**Stored data**

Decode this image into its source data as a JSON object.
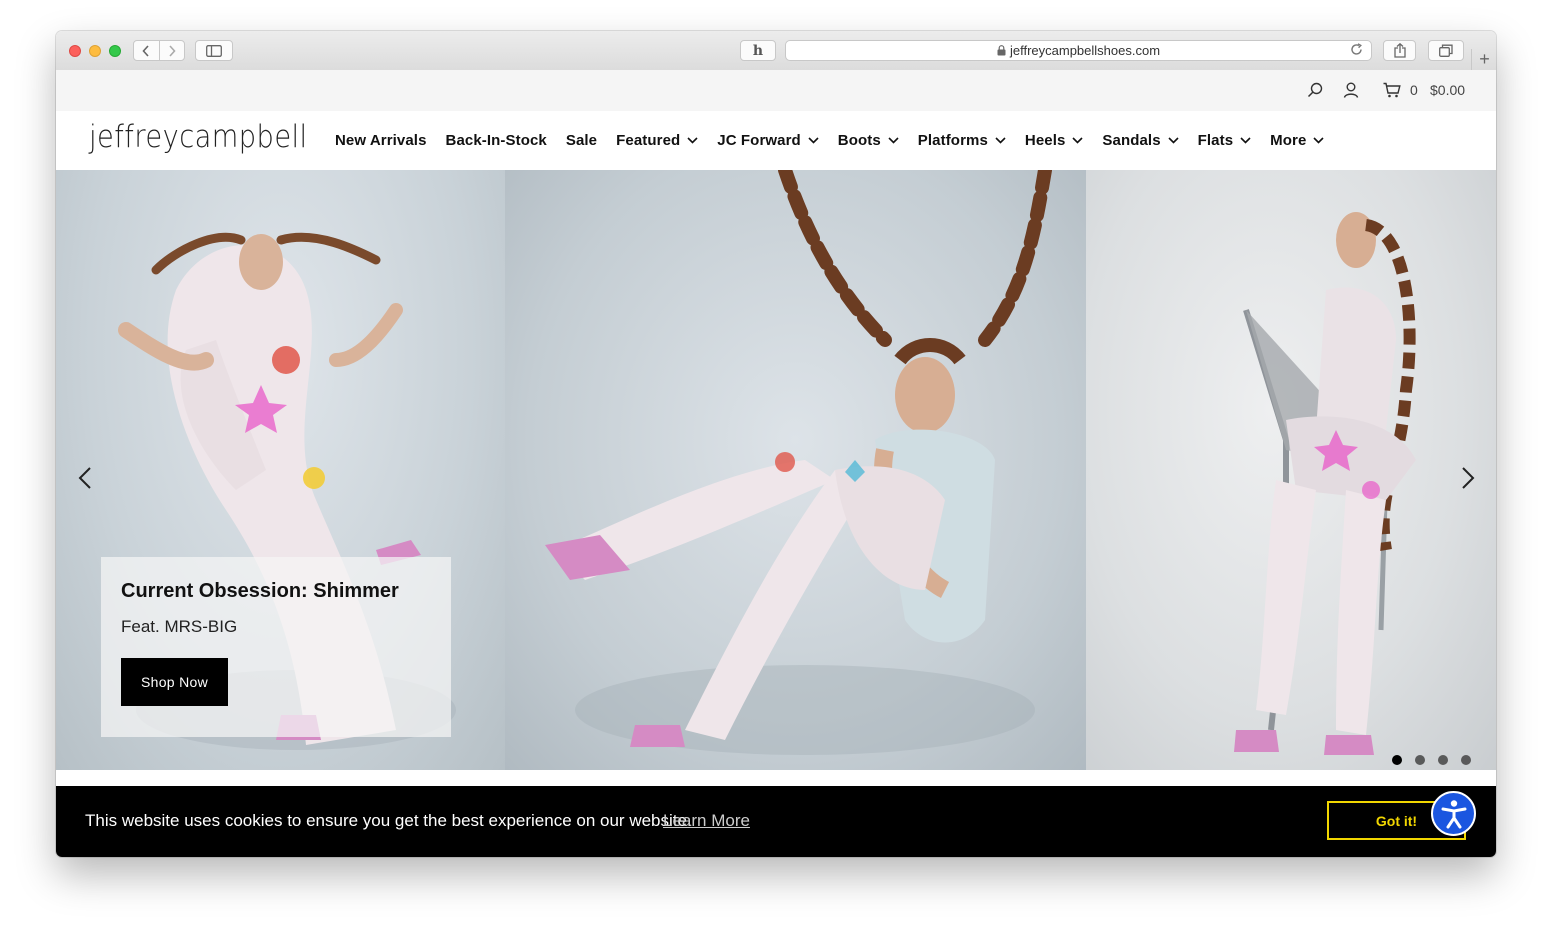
{
  "browser": {
    "url": "jeffreycampbellshoes.com",
    "h_extension": "h"
  },
  "utility": {
    "cart_count": "0",
    "cart_total": "$0.00"
  },
  "header": {
    "logo": "jeffreycampbell",
    "nav": [
      {
        "label": "New Arrivals",
        "dropdown": false
      },
      {
        "label": "Back-In-Stock",
        "dropdown": false
      },
      {
        "label": "Sale",
        "dropdown": false
      },
      {
        "label": "Featured",
        "dropdown": true
      },
      {
        "label": "JC Forward",
        "dropdown": true
      },
      {
        "label": "Boots",
        "dropdown": true
      },
      {
        "label": "Platforms",
        "dropdown": true
      },
      {
        "label": "Heels",
        "dropdown": true
      },
      {
        "label": "Sandals",
        "dropdown": true
      },
      {
        "label": "Flats",
        "dropdown": true
      },
      {
        "label": "More",
        "dropdown": true
      }
    ]
  },
  "hero": {
    "title": "Current Obsession: Shimmer",
    "subtitle": "Feat. MRS-BIG",
    "cta": "Shop Now",
    "slide_count": 4,
    "active_slide": 1
  },
  "cookie": {
    "message": "This website uses cookies to ensure you get the best experience on our website.",
    "link": "Learn More",
    "button": "Got it!"
  },
  "colors": {
    "cookie_button": "#f1d600",
    "accessibility_button": "#1b56e0"
  }
}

**Task requirements**
Without including any pictures, print all of the material exactly as given.

**Expected answer**
Decode this image into its source data as a JSON object.
{
  "browser": {
    "url": "jeffreycampbellshoes.com",
    "h_extension": "h"
  },
  "utility": {
    "cart_count": "0",
    "cart_total": "$0.00"
  },
  "header": {
    "logo": "jeffreycampbell",
    "nav": [
      {
        "label": "New Arrivals",
        "dropdown": false
      },
      {
        "label": "Back-In-Stock",
        "dropdown": false
      },
      {
        "label": "Sale",
        "dropdown": false
      },
      {
        "label": "Featured",
        "dropdown": true
      },
      {
        "label": "JC Forward",
        "dropdown": true
      },
      {
        "label": "Boots",
        "dropdown": true
      },
      {
        "label": "Platforms",
        "dropdown": true
      },
      {
        "label": "Heels",
        "dropdown": true
      },
      {
        "label": "Sandals",
        "dropdown": true
      },
      {
        "label": "Flats",
        "dropdown": true
      },
      {
        "label": "More",
        "dropdown": true
      }
    ]
  },
  "hero": {
    "title": "Current Obsession: Shimmer",
    "subtitle": "Feat. MRS-BIG",
    "cta": "Shop Now",
    "slide_count": 4,
    "active_slide": 1
  },
  "cookie": {
    "message": "This website uses cookies to ensure you get the best experience on our website.",
    "link": "Learn More",
    "button": "Got it!"
  },
  "colors": {
    "cookie_button": "#f1d600",
    "accessibility_button": "#1b56e0"
  }
}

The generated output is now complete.